DATA PROVIDED:
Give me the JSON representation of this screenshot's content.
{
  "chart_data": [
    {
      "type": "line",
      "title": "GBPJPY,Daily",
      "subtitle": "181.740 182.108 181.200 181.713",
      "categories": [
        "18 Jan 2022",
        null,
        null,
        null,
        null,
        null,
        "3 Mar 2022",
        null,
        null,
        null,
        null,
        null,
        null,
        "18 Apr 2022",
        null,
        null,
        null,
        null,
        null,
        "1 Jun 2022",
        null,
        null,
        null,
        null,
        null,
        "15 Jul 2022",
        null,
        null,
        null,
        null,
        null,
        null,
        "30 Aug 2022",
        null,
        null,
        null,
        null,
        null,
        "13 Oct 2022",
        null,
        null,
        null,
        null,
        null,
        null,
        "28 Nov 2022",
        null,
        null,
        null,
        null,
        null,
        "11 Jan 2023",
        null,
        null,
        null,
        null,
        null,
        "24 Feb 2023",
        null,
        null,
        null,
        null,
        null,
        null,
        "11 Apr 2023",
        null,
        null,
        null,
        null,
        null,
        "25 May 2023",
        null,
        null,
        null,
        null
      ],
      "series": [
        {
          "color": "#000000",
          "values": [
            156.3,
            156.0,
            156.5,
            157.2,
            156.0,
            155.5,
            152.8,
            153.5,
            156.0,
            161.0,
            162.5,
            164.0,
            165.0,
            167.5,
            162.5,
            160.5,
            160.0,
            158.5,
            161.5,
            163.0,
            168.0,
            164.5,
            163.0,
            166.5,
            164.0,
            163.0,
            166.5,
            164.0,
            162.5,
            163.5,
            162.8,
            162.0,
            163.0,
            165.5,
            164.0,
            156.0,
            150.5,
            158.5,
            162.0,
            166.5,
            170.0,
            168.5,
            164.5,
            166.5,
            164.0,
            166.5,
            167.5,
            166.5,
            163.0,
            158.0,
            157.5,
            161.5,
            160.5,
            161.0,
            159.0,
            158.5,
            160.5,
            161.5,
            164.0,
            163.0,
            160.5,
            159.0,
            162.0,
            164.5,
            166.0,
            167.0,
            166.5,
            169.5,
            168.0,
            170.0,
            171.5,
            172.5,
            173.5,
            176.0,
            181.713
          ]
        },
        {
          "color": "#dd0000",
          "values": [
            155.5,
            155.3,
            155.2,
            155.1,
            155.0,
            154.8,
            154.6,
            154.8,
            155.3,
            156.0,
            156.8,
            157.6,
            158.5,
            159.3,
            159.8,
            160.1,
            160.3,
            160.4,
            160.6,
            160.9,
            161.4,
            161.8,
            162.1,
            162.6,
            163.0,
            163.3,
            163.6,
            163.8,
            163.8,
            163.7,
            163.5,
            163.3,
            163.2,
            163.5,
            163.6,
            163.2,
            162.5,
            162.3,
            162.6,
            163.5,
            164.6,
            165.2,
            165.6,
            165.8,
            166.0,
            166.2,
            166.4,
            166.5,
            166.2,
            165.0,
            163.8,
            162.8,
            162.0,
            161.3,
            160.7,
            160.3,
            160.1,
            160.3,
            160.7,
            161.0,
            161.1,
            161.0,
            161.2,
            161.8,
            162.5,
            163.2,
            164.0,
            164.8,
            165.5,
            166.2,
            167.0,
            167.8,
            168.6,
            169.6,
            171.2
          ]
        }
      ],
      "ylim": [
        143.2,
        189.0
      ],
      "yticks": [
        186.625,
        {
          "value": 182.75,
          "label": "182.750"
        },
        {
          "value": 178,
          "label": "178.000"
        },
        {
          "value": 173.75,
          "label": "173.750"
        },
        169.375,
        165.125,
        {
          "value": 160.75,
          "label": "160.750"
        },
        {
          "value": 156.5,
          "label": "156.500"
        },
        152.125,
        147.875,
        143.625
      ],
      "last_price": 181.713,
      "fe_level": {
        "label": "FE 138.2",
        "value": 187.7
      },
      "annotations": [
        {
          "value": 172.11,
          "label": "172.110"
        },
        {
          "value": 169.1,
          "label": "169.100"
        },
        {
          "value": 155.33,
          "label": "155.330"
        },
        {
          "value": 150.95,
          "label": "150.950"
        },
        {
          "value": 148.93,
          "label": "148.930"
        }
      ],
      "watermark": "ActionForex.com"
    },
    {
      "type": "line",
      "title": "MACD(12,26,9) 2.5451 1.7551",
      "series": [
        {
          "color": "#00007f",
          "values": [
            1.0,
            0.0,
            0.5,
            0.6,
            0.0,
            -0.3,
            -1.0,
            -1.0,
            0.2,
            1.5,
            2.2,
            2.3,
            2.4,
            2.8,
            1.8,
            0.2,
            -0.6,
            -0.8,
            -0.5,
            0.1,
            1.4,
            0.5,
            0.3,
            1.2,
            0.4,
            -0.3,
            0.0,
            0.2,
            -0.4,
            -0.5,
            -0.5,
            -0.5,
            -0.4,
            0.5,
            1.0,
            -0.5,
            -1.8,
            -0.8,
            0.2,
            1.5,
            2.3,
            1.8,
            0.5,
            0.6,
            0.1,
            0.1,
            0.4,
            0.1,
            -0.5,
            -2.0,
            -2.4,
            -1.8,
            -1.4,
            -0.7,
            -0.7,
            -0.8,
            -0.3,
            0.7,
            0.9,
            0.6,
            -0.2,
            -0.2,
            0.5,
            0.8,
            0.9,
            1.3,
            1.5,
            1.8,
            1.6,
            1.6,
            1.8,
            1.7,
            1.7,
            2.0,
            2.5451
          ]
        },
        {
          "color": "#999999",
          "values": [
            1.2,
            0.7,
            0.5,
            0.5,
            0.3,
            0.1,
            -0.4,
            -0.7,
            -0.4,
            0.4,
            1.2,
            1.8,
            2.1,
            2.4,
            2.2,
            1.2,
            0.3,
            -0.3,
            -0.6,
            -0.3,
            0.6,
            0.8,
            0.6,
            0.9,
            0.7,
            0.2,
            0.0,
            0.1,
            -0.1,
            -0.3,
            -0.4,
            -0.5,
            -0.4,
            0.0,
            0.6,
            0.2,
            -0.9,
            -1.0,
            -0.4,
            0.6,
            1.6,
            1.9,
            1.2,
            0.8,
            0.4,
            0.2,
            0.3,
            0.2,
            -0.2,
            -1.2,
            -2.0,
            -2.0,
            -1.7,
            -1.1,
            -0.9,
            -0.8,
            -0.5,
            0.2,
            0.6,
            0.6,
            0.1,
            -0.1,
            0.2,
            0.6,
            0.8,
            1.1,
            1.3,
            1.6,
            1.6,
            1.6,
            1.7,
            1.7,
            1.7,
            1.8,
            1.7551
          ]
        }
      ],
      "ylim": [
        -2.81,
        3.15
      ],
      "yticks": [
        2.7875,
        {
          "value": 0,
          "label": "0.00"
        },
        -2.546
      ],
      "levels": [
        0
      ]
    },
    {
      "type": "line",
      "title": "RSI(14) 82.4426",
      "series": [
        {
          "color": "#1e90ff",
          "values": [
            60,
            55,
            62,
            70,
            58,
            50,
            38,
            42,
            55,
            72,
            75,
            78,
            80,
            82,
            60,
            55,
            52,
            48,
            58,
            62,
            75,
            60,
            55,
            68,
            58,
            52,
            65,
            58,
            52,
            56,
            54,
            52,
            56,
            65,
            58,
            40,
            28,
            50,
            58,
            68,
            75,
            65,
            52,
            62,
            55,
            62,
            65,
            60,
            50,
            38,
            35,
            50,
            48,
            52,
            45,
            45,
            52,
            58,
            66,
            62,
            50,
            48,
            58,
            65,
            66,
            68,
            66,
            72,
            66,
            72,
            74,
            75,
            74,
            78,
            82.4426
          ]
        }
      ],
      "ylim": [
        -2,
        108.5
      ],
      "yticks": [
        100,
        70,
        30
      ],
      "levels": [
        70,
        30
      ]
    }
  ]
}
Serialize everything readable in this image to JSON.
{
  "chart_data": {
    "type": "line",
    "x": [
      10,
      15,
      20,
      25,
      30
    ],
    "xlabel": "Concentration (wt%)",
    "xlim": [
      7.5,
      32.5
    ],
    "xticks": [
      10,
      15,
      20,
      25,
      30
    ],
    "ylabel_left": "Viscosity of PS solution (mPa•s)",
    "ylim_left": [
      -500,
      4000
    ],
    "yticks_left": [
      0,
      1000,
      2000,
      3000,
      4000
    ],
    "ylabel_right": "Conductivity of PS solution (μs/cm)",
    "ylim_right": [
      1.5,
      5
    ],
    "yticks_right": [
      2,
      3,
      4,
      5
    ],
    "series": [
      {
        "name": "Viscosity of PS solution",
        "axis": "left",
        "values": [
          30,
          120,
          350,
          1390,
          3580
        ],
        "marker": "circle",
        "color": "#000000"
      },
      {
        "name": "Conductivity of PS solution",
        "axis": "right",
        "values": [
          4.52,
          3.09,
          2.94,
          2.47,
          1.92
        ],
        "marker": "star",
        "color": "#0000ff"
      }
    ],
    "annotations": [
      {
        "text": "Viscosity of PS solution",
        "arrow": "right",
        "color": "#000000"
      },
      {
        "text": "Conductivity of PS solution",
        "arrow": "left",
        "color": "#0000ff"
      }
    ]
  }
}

TO DO: From the listing, copy every line where the string "color" appears.

THE SOLUTION:
          "color": "#000000",
          "color": "#dd0000",
          "color": "#00007f",
          "color": "#999999",
          "color": "#1e90ff",
        "color": "#000000"
        "color": "#0000ff"
        "color": "#000000"
        "color": "#0000ff"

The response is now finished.